▶ **Set exercise**: Collect each line of the records containing the string "icon".

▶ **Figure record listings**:
______________________________

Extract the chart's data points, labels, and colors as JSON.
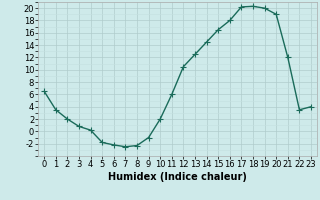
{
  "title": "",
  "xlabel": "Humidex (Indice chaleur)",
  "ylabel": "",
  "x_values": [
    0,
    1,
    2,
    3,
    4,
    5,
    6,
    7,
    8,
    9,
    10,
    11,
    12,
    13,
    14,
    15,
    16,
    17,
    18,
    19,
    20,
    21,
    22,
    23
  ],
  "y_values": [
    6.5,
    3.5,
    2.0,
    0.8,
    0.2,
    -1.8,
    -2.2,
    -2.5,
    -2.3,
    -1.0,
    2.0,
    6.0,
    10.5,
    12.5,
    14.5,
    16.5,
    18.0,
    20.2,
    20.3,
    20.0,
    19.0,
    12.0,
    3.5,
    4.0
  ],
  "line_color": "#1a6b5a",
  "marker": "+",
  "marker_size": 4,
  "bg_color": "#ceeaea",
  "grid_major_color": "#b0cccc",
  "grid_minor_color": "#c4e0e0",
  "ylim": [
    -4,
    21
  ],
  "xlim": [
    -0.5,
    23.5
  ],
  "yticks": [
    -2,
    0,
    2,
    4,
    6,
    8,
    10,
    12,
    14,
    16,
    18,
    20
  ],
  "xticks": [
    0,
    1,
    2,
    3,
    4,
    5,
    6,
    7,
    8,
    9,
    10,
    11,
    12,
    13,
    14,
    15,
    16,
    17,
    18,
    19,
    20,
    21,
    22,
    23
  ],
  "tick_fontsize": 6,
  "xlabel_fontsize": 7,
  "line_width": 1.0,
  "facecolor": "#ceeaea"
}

______________________________

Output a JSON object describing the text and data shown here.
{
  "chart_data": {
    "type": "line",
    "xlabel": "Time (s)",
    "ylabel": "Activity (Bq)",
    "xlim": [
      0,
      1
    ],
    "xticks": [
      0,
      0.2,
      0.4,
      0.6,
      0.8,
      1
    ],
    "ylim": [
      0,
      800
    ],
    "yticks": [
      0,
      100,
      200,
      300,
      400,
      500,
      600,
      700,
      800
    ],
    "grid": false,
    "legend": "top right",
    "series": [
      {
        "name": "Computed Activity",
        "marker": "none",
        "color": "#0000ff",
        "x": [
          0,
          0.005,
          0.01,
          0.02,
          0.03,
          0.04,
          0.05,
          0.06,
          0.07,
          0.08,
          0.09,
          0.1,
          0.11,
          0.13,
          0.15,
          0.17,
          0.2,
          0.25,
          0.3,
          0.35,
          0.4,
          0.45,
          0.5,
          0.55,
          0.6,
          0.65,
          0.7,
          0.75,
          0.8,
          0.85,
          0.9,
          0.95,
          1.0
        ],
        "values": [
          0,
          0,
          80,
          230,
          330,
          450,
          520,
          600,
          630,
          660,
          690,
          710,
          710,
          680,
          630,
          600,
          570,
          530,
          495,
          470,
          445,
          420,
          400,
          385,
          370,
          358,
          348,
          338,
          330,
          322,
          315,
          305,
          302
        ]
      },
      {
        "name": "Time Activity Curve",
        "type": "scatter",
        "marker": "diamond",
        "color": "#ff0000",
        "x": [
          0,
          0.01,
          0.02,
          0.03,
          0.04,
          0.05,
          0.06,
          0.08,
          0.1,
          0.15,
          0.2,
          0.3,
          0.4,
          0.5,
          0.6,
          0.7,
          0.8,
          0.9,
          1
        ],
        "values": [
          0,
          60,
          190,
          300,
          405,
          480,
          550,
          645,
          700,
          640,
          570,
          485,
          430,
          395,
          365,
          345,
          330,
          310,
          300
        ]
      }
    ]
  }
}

______________________________

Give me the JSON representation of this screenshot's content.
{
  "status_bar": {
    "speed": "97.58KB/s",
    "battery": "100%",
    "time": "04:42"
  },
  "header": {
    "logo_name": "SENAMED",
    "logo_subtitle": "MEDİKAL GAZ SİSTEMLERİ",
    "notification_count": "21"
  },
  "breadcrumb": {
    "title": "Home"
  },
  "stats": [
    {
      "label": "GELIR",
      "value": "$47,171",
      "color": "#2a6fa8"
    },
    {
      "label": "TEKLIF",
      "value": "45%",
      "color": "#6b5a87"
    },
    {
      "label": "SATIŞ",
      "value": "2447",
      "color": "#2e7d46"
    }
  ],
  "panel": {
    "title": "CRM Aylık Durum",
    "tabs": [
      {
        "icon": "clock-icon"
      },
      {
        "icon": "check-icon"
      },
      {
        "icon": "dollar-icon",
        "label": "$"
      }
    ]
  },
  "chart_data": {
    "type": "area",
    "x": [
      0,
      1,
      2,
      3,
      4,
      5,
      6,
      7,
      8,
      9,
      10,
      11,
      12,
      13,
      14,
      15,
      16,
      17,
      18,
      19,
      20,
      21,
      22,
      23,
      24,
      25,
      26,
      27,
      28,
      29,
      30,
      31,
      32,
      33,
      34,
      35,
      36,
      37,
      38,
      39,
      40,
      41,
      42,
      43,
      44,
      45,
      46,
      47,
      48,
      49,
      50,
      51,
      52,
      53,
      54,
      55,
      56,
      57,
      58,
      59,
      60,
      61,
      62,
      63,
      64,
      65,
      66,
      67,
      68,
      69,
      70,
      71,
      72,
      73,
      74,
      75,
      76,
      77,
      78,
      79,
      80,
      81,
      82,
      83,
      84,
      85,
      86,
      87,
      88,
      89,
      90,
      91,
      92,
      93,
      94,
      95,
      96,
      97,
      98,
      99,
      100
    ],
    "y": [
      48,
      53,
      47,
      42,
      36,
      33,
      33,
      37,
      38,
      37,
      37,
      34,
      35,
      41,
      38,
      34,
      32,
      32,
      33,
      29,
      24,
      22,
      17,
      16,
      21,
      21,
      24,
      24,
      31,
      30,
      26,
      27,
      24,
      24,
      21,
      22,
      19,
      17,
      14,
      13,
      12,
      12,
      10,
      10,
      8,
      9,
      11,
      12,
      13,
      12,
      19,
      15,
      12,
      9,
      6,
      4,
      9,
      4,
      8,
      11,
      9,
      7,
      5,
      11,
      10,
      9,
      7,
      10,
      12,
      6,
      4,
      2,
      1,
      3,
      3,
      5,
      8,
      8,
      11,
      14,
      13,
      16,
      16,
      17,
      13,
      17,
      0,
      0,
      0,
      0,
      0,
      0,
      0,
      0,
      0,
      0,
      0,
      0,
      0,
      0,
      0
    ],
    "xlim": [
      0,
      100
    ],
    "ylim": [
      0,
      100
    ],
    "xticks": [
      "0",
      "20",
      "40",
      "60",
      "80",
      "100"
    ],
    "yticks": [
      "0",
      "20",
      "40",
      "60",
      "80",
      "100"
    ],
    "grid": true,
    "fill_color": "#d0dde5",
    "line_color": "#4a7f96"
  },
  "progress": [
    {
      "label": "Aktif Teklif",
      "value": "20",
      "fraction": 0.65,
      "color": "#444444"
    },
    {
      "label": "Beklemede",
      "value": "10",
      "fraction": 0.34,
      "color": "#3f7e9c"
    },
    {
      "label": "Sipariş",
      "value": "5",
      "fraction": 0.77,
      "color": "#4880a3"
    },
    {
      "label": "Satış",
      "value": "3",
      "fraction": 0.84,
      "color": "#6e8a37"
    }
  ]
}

______________________________

▶ **Written solution**:
        "icon": "clock-icon"
        "icon": "check-icon"
        "icon": "dollar-icon",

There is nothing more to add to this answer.